ЗАДАНИЕ A: По тексту страницы: кого полковой командир назвал старшим из присутствовавших в гостинице офицеров?

━━━━━ ТЕКСТ СТРАНИЦЫ

ПИСЬМА С ПОХОДА князя А. Н. Церетелева

May 12, 2017 21:53

(Румыния. - Тырново. - Первый Забалканский поход)
(Продолжение)
Я вчера был в первый раз на службе в кивере и при шашке, ходил к бригадному генералу за приказаниями. Приказаний не было, но службу я все же исполнял. Да и замечание первое уже получил.
Пошел я обедать в гостиницу - вижу множество офицеров. Постояв несколько, я скромно сел в углу, не заметив по близорукости, что за другим столом сидит мой полковой командир. Вижу, через несколько минут он подходит ко мне. «Вы знаете, что вам надо спрашивать позволение старшего из присутствующих офицеров, чтобы сесть». Я извинился, сказал, что не знал к кому обратиться. «Вот командир улан старший», - сказал он. Я спросил его, позволяет ли он мне сесть. «Хоть на двух стульях, - отвечает улан. Я сел на одном. Через несколько времени опять подошел ко мне мой полковой командир и, любезно заговорив со мною, повторил свое намерение взять меня к себе ординарцем. Я поблагодарил его, но прибавил, что желал бы быть хоть несколько времени во фронте на общих основаниях, безо всякого исключительного положения, чтоб ознакомиться со строевой службой. Он согласился, но, вероятно, нашел, что я недостаточно оценил делаемую мне любезность.

━━━━━━━━━━
━━━━━ СТРОКИ ДЛЯ УПРАЖНЕНИЯ

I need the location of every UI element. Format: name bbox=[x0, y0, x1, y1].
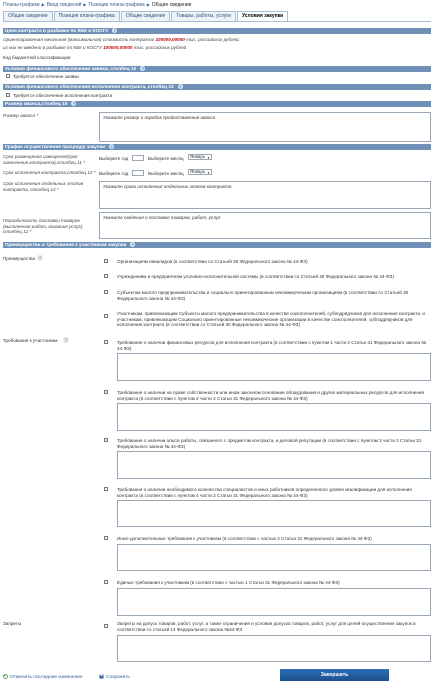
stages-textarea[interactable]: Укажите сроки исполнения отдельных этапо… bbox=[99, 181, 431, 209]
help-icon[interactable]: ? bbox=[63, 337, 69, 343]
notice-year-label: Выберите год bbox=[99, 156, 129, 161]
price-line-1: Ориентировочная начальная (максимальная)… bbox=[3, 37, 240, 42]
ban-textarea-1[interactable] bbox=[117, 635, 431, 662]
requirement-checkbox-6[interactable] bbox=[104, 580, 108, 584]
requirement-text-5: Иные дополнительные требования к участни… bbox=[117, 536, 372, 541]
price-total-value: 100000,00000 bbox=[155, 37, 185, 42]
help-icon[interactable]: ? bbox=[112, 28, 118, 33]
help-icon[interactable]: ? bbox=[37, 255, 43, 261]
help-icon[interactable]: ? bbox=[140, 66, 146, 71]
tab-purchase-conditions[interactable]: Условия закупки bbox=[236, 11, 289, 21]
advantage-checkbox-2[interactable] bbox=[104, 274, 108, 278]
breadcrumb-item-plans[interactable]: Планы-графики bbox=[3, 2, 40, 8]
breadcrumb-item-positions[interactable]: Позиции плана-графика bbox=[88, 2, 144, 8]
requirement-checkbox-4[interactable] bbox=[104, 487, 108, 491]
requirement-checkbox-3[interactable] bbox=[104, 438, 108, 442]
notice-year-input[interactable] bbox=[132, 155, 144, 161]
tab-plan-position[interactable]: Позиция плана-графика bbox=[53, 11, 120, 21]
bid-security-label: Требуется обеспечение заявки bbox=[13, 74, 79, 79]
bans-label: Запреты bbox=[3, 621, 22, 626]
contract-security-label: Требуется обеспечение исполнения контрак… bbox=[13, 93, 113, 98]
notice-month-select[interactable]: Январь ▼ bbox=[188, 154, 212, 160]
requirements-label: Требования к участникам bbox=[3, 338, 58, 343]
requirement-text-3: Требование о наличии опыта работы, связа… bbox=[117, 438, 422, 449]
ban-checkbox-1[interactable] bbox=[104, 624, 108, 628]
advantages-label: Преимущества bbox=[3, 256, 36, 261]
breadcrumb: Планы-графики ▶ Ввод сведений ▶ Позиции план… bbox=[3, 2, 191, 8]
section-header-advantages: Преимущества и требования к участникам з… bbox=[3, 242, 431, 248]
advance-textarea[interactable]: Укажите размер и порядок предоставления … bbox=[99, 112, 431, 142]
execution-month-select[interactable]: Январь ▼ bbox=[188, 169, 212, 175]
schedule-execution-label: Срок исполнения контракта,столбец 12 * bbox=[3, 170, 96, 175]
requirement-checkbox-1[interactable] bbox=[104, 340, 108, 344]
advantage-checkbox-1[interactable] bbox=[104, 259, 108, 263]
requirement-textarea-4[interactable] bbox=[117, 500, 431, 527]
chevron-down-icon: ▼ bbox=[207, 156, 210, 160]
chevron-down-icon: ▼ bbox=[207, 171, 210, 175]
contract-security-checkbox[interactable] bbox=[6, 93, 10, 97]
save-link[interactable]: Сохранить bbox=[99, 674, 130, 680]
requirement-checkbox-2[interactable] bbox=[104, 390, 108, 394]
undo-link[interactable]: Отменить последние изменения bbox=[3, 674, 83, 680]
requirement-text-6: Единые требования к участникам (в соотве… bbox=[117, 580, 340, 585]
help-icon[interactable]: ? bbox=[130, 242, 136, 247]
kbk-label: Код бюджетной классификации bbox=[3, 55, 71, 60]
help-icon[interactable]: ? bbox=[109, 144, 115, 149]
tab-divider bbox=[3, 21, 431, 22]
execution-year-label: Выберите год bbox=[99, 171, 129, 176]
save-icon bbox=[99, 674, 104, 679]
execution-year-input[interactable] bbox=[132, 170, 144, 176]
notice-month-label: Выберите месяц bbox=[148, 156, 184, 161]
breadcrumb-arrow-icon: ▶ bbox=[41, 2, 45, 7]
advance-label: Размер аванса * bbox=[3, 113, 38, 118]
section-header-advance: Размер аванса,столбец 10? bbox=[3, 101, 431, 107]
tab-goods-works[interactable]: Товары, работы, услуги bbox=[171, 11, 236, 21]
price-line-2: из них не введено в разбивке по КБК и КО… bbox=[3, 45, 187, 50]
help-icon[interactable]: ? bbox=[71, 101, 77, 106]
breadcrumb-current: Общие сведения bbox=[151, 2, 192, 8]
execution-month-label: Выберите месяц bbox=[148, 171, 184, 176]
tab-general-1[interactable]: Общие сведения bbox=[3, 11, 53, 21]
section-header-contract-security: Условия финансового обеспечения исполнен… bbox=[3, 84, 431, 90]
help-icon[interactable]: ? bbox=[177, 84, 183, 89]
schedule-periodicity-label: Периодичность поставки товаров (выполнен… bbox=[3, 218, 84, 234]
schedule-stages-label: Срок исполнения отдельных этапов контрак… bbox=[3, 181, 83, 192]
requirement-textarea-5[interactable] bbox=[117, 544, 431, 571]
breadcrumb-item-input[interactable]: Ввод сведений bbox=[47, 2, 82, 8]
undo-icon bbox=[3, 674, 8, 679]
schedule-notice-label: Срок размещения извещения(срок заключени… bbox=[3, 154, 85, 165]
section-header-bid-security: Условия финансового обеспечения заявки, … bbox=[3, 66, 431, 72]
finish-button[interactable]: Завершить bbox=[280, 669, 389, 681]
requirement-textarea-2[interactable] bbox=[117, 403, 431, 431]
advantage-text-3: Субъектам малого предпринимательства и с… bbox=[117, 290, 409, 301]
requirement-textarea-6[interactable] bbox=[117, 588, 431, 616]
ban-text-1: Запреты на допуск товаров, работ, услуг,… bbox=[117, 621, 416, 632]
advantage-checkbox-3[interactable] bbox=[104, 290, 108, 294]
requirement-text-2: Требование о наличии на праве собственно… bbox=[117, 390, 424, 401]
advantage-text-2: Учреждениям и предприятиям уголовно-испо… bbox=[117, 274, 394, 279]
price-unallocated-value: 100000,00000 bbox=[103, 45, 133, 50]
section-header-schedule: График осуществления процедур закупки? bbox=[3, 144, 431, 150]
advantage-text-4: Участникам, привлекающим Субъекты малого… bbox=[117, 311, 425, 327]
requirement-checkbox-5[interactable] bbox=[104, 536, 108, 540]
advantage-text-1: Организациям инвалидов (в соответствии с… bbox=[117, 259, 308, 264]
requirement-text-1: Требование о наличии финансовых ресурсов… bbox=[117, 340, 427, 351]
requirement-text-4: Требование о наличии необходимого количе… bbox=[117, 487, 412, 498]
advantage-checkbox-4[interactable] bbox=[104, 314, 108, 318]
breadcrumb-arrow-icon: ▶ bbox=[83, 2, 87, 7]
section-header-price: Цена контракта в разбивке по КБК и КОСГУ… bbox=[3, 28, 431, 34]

━━━━━━━━━━

ЗАДАНИЕ B: Отредактируйте строки, идущие после текста страницы, всё от строки с «stages-textarea[interactable]: Укажите сроки» вниз до строки с «advantage-checkbox-2[interactable] bbox=[104, 274, 108, 278]» включительно, заменив «Иные дополнительные требования» на «Прочие дополнительные требования». Всё остальное оставьте как есть и выведите только эти строки.

РЕШЕНИЕ A: Командира улан.

РЕШЕНИЕ B:
stages-textarea[interactable]: Укажите сроки исполнения отдельных этапо… bbox=[99, 181, 431, 209]
help-icon[interactable]: ? bbox=[63, 337, 69, 343]
notice-year-label: Выберите год bbox=[99, 156, 129, 161]
price-line-1: Ориентировочная начальная (максимальная)… bbox=[3, 37, 240, 42]
ban-textarea-1[interactable] bbox=[117, 635, 431, 662]
requirement-checkbox-6[interactable] bbox=[104, 580, 108, 584]
requirement-text-5: Прочие дополнительные требования к участни… bbox=[117, 536, 372, 541]
price-total-value: 100000,00000 bbox=[155, 37, 185, 42]
help-icon[interactable]: ? bbox=[112, 28, 118, 33]
help-icon[interactable]: ? bbox=[37, 255, 43, 261]
help-icon[interactable]: ? bbox=[140, 66, 146, 71]
tab-purchase-conditions[interactable]: Условия закупки bbox=[236, 11, 289, 21]
advantage-checkbox-2[interactable] bbox=[104, 274, 108, 278]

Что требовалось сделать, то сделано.